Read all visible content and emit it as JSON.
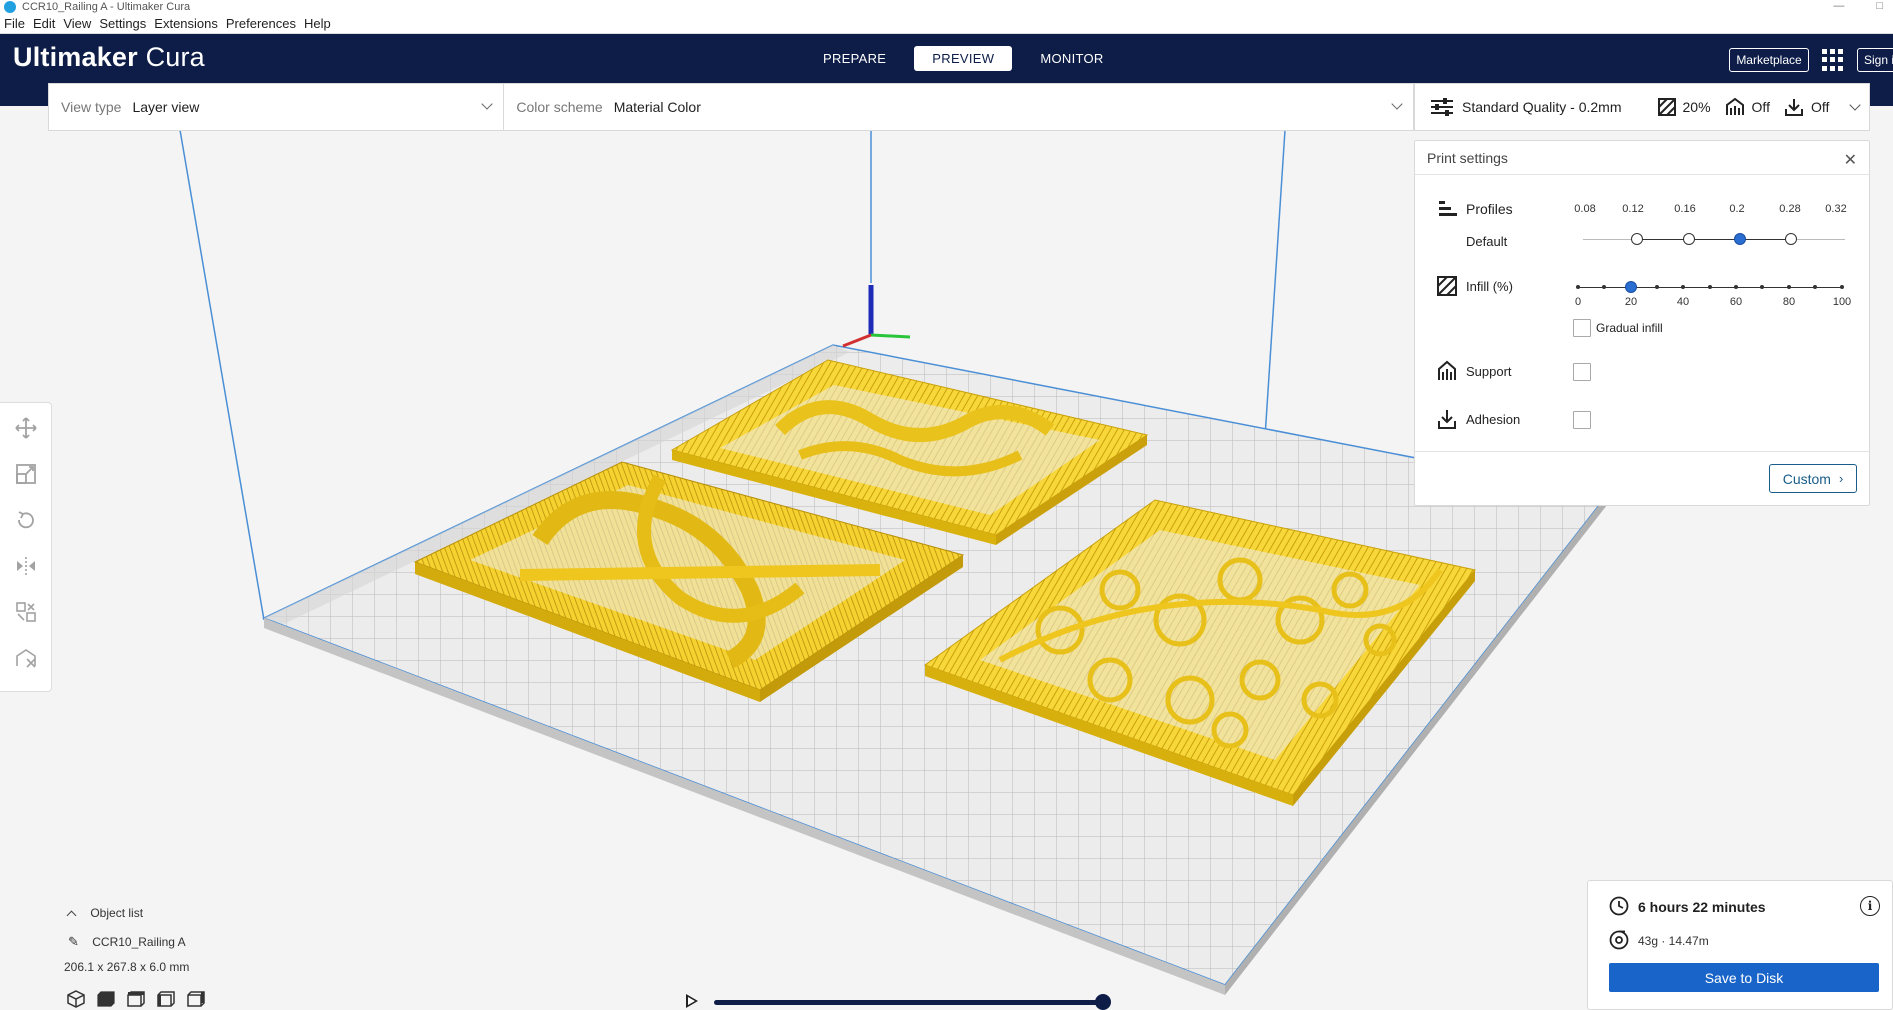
{
  "window": {
    "title": "CCR10_Railing A - Ultimaker Cura"
  },
  "menu": [
    "File",
    "Edit",
    "View",
    "Settings",
    "Extensions",
    "Preferences",
    "Help"
  ],
  "header": {
    "logo_main": "Ultimaker",
    "logo_sub": "Cura",
    "tabs": [
      {
        "label": "PREPARE",
        "active": false
      },
      {
        "label": "PREVIEW",
        "active": true
      },
      {
        "label": "MONITOR",
        "active": false
      }
    ],
    "marketplace": "Marketplace",
    "signin": "Sign in"
  },
  "viewbar": {
    "view_type_label": "View type",
    "view_type_value": "Layer view",
    "color_scheme_label": "Color scheme",
    "color_scheme_value": "Material Color"
  },
  "settingsbar": {
    "quality": "Standard Quality - 0.2mm",
    "infill": "20%",
    "support": "Off",
    "adhesion": "Off"
  },
  "print_settings": {
    "title": "Print settings",
    "profiles_label": "Profiles",
    "default_label": "Default",
    "profile_values": [
      "0.08",
      "0.12",
      "0.16",
      "0.2",
      "0.28",
      "0.32"
    ],
    "profile_selected": "0.2",
    "infill_label": "Infill (%)",
    "infill_ticks": [
      "0",
      "20",
      "40",
      "60",
      "80",
      "100"
    ],
    "infill_value": 20,
    "gradual_infill": "Gradual infill",
    "support_label": "Support",
    "adhesion_label": "Adhesion",
    "custom_button": "Custom"
  },
  "object_list": {
    "toggle_label": "Object list",
    "object_name": "CCR10_Railing A",
    "dimensions": "206.1 x 267.8 x 6.0 mm"
  },
  "job": {
    "time": "6 hours 22 minutes",
    "material": "43g · 14.47m",
    "save_button": "Save to Disk"
  },
  "colors": {
    "header_bg": "#0d1d48",
    "model_yellow": "#f5cf2a",
    "accent_blue": "#1964c8"
  }
}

:::::

▸ Short problem
Retype all entries exactly as they appear, dropping the images.

▸ Task response
Read all visible content and emit it as JSON.
{
  "window": {
    "title": "CCR10_Railing A - Ultimaker Cura"
  },
  "menu": [
    "File",
    "Edit",
    "View",
    "Settings",
    "Extensions",
    "Preferences",
    "Help"
  ],
  "header": {
    "logo_main": "Ultimaker",
    "logo_sub": "Cura",
    "tabs": [
      {
        "label": "PREPARE",
        "active": false
      },
      {
        "label": "PREVIEW",
        "active": true
      },
      {
        "label": "MONITOR",
        "active": false
      }
    ],
    "marketplace": "Marketplace",
    "signin": "Sign in"
  },
  "viewbar": {
    "view_type_label": "View type",
    "view_type_value": "Layer view",
    "color_scheme_label": "Color scheme",
    "color_scheme_value": "Material Color"
  },
  "settingsbar": {
    "quality": "Standard Quality - 0.2mm",
    "infill": "20%",
    "support": "Off",
    "adhesion": "Off"
  },
  "print_settings": {
    "title": "Print settings",
    "profiles_label": "Profiles",
    "default_label": "Default",
    "profile_values": [
      "0.08",
      "0.12",
      "0.16",
      "0.2",
      "0.28",
      "0.32"
    ],
    "profile_selected": "0.2",
    "infill_label": "Infill (%)",
    "infill_ticks": [
      "0",
      "20",
      "40",
      "60",
      "80",
      "100"
    ],
    "infill_value": 20,
    "gradual_infill": "Gradual infill",
    "support_label": "Support",
    "adhesion_label": "Adhesion",
    "custom_button": "Custom"
  },
  "object_list": {
    "toggle_label": "Object list",
    "object_name": "CCR10_Railing A",
    "dimensions": "206.1 x 267.8 x 6.0 mm"
  },
  "job": {
    "time": "6 hours 22 minutes",
    "material": "43g · 14.47m",
    "save_button": "Save to Disk"
  },
  "colors": {
    "header_bg": "#0d1d48",
    "model_yellow": "#f5cf2a",
    "accent_blue": "#1964c8"
  }
}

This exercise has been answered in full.